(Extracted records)
** Begin **

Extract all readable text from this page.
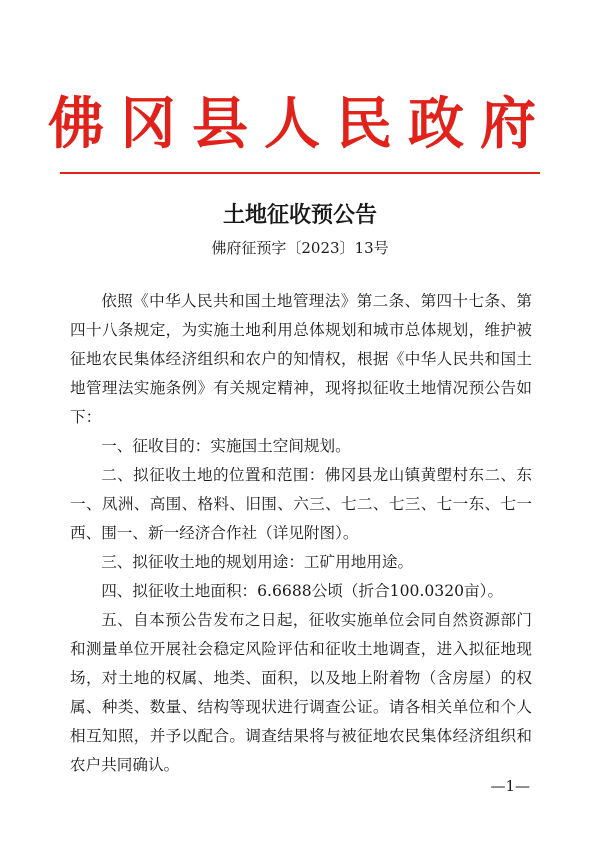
佛冈县人民政府
土地征收预公告
佛府征预字〔2023〕13号

依照《中华人民共和国土地管理法》第二条、第四十七条、第四十八条规定，为实施土地利用总体规划和城市总体规划，维护被征地农民集体经济组织和农户的知情权，根据《中华人民共和国土地管理法实施条例》有关规定精神，现将拟征收土地情况预公告如下：

一、征收目的：实施国土空间规划。

二、拟征收土地的位置和范围：佛冈县龙山镇黄塱村东二、东一、凤洲、高围、格料、旧围、六三、七二、七三、七一东、七一西、围一、新一经济合作社（详见附图）。

三、拟征收土地的规划用途：工矿用地用途。

四、拟征收土地面积：6.6688公顷（折合100.0320亩）。

五、自本预公告发布之日起，征收实施单位会同自然资源部门和测量单位开展社会稳定风险评估和征收土地调查，进入拟征地现场，对土地的权属、地类、面积，以及地上附着物（含房屋）的权属、种类、数量、结构等现状进行调查公证。请各相关单位和个人相互知照，并予以配合。调查结果将与被征地农民集体经济组织和农户共同确认。

—1—
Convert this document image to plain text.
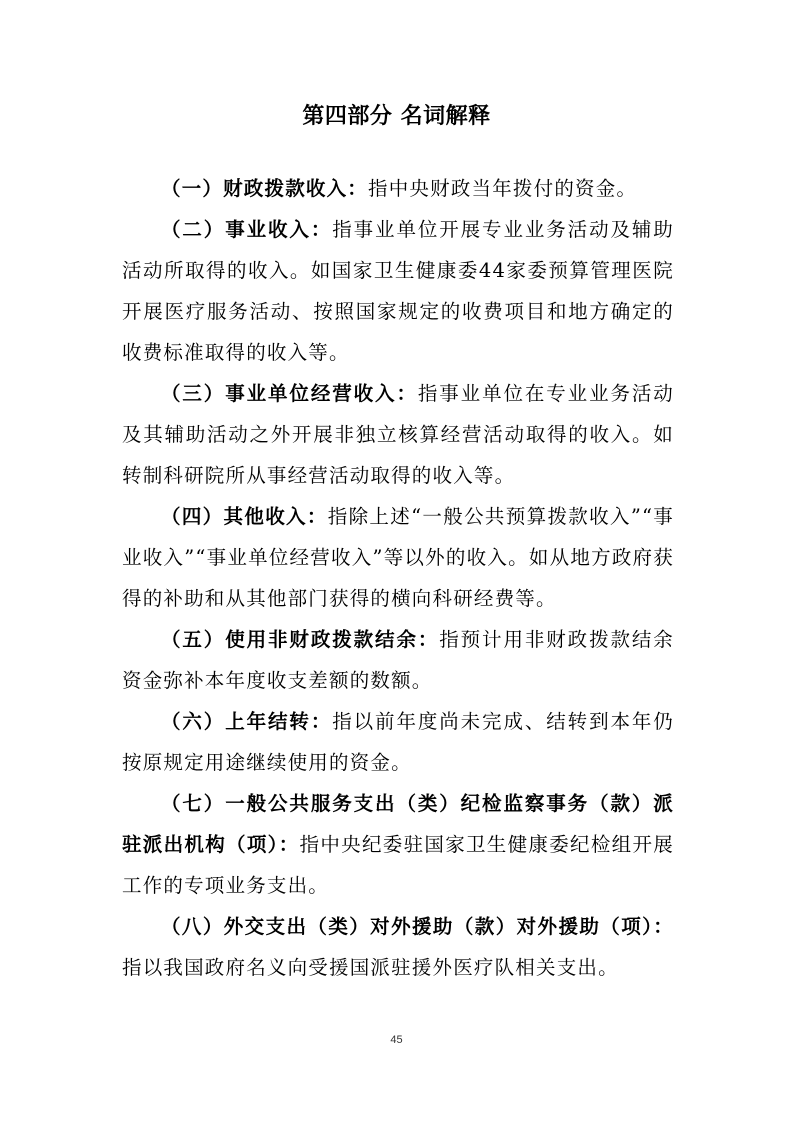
第四部分 名词解释

（一）财政拨款收入：指中央财政当年拨付的资金。

（二）事业收入：指事业单位开展专业业务活动及辅助活动所取得的收入。如国家卫生健康委44家委预算管理医院开展医疗服务活动、按照国家规定的收费项目和地方确定的收费标准取得的收入等。

（三）事业单位经营收入：指事业单位在专业业务活动及其辅助活动之外开展非独立核算经营活动取得的收入。如转制科研院所从事经营活动取得的收入等。

（四）其他收入：指除上述“一般公共预算拨款收入”“事业收入”“事业单位经营收入”等以外的收入。如从地方政府获得的补助和从其他部门获得的横向科研经费等。

（五）使用非财政拨款结余：指预计用非财政拨款结余资金弥补本年度收支差额的数额。

（六）上年结转：指以前年度尚未完成、结转到本年仍按原规定用途继续使用的资金。

（七）一般公共服务支出（类）纪检监察事务（款）派驻派出机构（项）：指中央纪委驻国家卫生健康委纪检组开展工作的专项业务支出。

（八）外交支出（类）对外援助（款）对外援助（项）：指以我国政府名义向受援国派驻援外医疗队相关支出。

45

** End **

SET PROBLEM:
Every line that holds the word "事业收入" counts once; state the total number of such lines and nothing else.

FULL ANSWER:
2